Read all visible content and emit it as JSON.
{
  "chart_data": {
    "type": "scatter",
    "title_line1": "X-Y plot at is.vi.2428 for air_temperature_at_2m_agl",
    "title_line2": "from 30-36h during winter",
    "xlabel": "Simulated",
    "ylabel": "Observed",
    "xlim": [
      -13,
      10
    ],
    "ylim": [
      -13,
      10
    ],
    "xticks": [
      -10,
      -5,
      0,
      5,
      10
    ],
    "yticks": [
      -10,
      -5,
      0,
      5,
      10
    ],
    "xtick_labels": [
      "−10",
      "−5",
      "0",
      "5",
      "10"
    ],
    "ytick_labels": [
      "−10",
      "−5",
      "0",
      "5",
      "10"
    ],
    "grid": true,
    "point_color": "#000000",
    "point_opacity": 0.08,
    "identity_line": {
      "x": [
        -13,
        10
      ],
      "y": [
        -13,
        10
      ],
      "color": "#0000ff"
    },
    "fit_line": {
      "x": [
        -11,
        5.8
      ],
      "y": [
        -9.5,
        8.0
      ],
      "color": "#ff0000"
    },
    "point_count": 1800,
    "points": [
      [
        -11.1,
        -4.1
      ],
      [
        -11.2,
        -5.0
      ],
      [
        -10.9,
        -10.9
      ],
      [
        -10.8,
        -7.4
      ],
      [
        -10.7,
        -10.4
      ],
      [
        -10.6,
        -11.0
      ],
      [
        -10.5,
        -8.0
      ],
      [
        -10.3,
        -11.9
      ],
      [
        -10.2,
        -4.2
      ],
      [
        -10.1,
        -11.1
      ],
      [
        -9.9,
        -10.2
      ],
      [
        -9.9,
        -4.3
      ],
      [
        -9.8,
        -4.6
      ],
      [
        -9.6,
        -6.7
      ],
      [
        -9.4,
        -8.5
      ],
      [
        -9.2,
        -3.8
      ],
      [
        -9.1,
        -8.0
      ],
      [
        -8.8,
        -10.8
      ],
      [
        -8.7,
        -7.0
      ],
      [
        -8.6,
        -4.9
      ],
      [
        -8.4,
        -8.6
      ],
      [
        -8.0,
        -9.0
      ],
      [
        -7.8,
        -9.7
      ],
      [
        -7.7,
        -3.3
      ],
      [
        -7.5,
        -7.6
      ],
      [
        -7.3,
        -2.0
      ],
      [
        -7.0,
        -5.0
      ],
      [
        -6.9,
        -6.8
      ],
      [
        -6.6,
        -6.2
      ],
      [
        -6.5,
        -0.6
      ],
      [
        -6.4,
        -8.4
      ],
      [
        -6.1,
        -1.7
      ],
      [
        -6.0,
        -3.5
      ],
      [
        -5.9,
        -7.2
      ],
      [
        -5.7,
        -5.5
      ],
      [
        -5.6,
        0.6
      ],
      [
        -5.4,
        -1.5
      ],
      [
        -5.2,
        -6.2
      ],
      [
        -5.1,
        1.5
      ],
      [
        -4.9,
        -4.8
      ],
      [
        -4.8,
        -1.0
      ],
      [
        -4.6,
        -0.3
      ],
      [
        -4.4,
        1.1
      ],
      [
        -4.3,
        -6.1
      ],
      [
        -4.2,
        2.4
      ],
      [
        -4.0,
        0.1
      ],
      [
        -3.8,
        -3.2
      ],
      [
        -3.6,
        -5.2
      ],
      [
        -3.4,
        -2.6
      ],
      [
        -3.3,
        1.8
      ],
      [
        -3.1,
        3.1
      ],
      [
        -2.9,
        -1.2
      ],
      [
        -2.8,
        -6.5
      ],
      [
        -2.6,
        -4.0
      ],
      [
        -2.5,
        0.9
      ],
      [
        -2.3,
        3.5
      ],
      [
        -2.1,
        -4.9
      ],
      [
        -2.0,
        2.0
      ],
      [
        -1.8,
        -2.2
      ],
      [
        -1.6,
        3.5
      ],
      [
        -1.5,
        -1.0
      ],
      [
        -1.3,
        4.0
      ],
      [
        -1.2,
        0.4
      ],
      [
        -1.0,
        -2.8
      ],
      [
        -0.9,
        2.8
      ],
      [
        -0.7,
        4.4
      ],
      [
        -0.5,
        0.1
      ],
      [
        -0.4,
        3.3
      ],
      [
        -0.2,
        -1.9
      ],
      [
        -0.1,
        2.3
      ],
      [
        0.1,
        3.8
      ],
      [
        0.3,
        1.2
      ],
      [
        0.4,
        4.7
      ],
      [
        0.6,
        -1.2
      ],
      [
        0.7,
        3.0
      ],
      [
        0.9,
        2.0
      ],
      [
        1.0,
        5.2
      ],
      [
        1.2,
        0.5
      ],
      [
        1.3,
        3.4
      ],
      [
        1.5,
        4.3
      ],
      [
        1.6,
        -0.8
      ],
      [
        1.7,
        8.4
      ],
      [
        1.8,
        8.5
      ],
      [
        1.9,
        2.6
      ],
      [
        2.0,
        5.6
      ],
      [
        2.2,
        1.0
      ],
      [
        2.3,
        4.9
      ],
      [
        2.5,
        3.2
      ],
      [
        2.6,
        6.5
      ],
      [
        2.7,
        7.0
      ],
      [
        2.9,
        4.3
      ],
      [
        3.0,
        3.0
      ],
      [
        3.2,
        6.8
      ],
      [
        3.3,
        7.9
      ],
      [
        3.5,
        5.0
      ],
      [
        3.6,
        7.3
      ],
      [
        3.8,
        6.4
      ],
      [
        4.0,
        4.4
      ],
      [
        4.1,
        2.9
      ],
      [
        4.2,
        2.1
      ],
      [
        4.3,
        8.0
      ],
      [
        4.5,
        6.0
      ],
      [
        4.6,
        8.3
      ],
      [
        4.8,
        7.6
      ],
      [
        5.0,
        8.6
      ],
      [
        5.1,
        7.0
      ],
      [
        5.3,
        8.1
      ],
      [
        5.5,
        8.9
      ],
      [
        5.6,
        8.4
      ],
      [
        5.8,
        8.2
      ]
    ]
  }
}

To do:
Retype the data in full and match it exactly.

Task solution:
Read all visible content and emit it as JSON.
{
  "chart_data": {
    "type": "scatter",
    "title_line1": "X-Y plot at is.vi.2428 for air_temperature_at_2m_agl",
    "title_line2": "from 30-36h during winter",
    "xlabel": "Simulated",
    "ylabel": "Observed",
    "xlim": [
      -13,
      10
    ],
    "ylim": [
      -13,
      10
    ],
    "xticks": [
      -10,
      -5,
      0,
      5,
      10
    ],
    "yticks": [
      -10,
      -5,
      0,
      5,
      10
    ],
    "xtick_labels": [
      "−10",
      "−5",
      "0",
      "5",
      "10"
    ],
    "ytick_labels": [
      "−10",
      "−5",
      "0",
      "5",
      "10"
    ],
    "grid": true,
    "point_color": "#000000",
    "point_opacity": 0.08,
    "identity_line": {
      "x": [
        -13,
        10
      ],
      "y": [
        -13,
        10
      ],
      "color": "#0000ff"
    },
    "fit_line": {
      "x": [
        -11,
        5.8
      ],
      "y": [
        -9.5,
        8.0
      ],
      "color": "#ff0000"
    },
    "point_count": 1800,
    "points": [
      [
        -11.1,
        -4.1
      ],
      [
        -11.2,
        -5.0
      ],
      [
        -10.9,
        -10.9
      ],
      [
        -10.8,
        -7.4
      ],
      [
        -10.7,
        -10.4
      ],
      [
        -10.6,
        -11.0
      ],
      [
        -10.5,
        -8.0
      ],
      [
        -10.3,
        -11.9
      ],
      [
        -10.2,
        -4.2
      ],
      [
        -10.1,
        -11.1
      ],
      [
        -9.9,
        -10.2
      ],
      [
        -9.9,
        -4.3
      ],
      [
        -9.8,
        -4.6
      ],
      [
        -9.6,
        -6.7
      ],
      [
        -9.4,
        -8.5
      ],
      [
        -9.2,
        -3.8
      ],
      [
        -9.1,
        -8.0
      ],
      [
        -8.8,
        -10.8
      ],
      [
        -8.7,
        -7.0
      ],
      [
        -8.6,
        -4.9
      ],
      [
        -8.4,
        -8.6
      ],
      [
        -8.0,
        -9.0
      ],
      [
        -7.8,
        -9.7
      ],
      [
        -7.7,
        -3.3
      ],
      [
        -7.5,
        -7.6
      ],
      [
        -7.3,
        -2.0
      ],
      [
        -7.0,
        -5.0
      ],
      [
        -6.9,
        -6.8
      ],
      [
        -6.6,
        -6.2
      ],
      [
        -6.5,
        -0.6
      ],
      [
        -6.4,
        -8.4
      ],
      [
        -6.1,
        -1.7
      ],
      [
        -6.0,
        -3.5
      ],
      [
        -5.9,
        -7.2
      ],
      [
        -5.7,
        -5.5
      ],
      [
        -5.6,
        0.6
      ],
      [
        -5.4,
        -1.5
      ],
      [
        -5.2,
        -6.2
      ],
      [
        -5.1,
        1.5
      ],
      [
        -4.9,
        -4.8
      ],
      [
        -4.8,
        -1.0
      ],
      [
        -4.6,
        -0.3
      ],
      [
        -4.4,
        1.1
      ],
      [
        -4.3,
        -6.1
      ],
      [
        -4.2,
        2.4
      ],
      [
        -4.0,
        0.1
      ],
      [
        -3.8,
        -3.2
      ],
      [
        -3.6,
        -5.2
      ],
      [
        -3.4,
        -2.6
      ],
      [
        -3.3,
        1.8
      ],
      [
        -3.1,
        3.1
      ],
      [
        -2.9,
        -1.2
      ],
      [
        -2.8,
        -6.5
      ],
      [
        -2.6,
        -4.0
      ],
      [
        -2.5,
        0.9
      ],
      [
        -2.3,
        3.5
      ],
      [
        -2.1,
        -4.9
      ],
      [
        -2.0,
        2.0
      ],
      [
        -1.8,
        -2.2
      ],
      [
        -1.6,
        3.5
      ],
      [
        -1.5,
        -1.0
      ],
      [
        -1.3,
        4.0
      ],
      [
        -1.2,
        0.4
      ],
      [
        -1.0,
        -2.8
      ],
      [
        -0.9,
        2.8
      ],
      [
        -0.7,
        4.4
      ],
      [
        -0.5,
        0.1
      ],
      [
        -0.4,
        3.3
      ],
      [
        -0.2,
        -1.9
      ],
      [
        -0.1,
        2.3
      ],
      [
        0.1,
        3.8
      ],
      [
        0.3,
        1.2
      ],
      [
        0.4,
        4.7
      ],
      [
        0.6,
        -1.2
      ],
      [
        0.7,
        3.0
      ],
      [
        0.9,
        2.0
      ],
      [
        1.0,
        5.2
      ],
      [
        1.2,
        0.5
      ],
      [
        1.3,
        3.4
      ],
      [
        1.5,
        4.3
      ],
      [
        1.6,
        -0.8
      ],
      [
        1.7,
        8.4
      ],
      [
        1.8,
        8.5
      ],
      [
        1.9,
        2.6
      ],
      [
        2.0,
        5.6
      ],
      [
        2.2,
        1.0
      ],
      [
        2.3,
        4.9
      ],
      [
        2.5,
        3.2
      ],
      [
        2.6,
        6.5
      ],
      [
        2.7,
        7.0
      ],
      [
        2.9,
        4.3
      ],
      [
        3.0,
        3.0
      ],
      [
        3.2,
        6.8
      ],
      [
        3.3,
        7.9
      ],
      [
        3.5,
        5.0
      ],
      [
        3.6,
        7.3
      ],
      [
        3.8,
        6.4
      ],
      [
        4.0,
        4.4
      ],
      [
        4.1,
        2.9
      ],
      [
        4.2,
        2.1
      ],
      [
        4.3,
        8.0
      ],
      [
        4.5,
        6.0
      ],
      [
        4.6,
        8.3
      ],
      [
        4.8,
        7.6
      ],
      [
        5.0,
        8.6
      ],
      [
        5.1,
        7.0
      ],
      [
        5.3,
        8.1
      ],
      [
        5.5,
        8.9
      ],
      [
        5.6,
        8.4
      ],
      [
        5.8,
        8.2
      ]
    ]
  }
}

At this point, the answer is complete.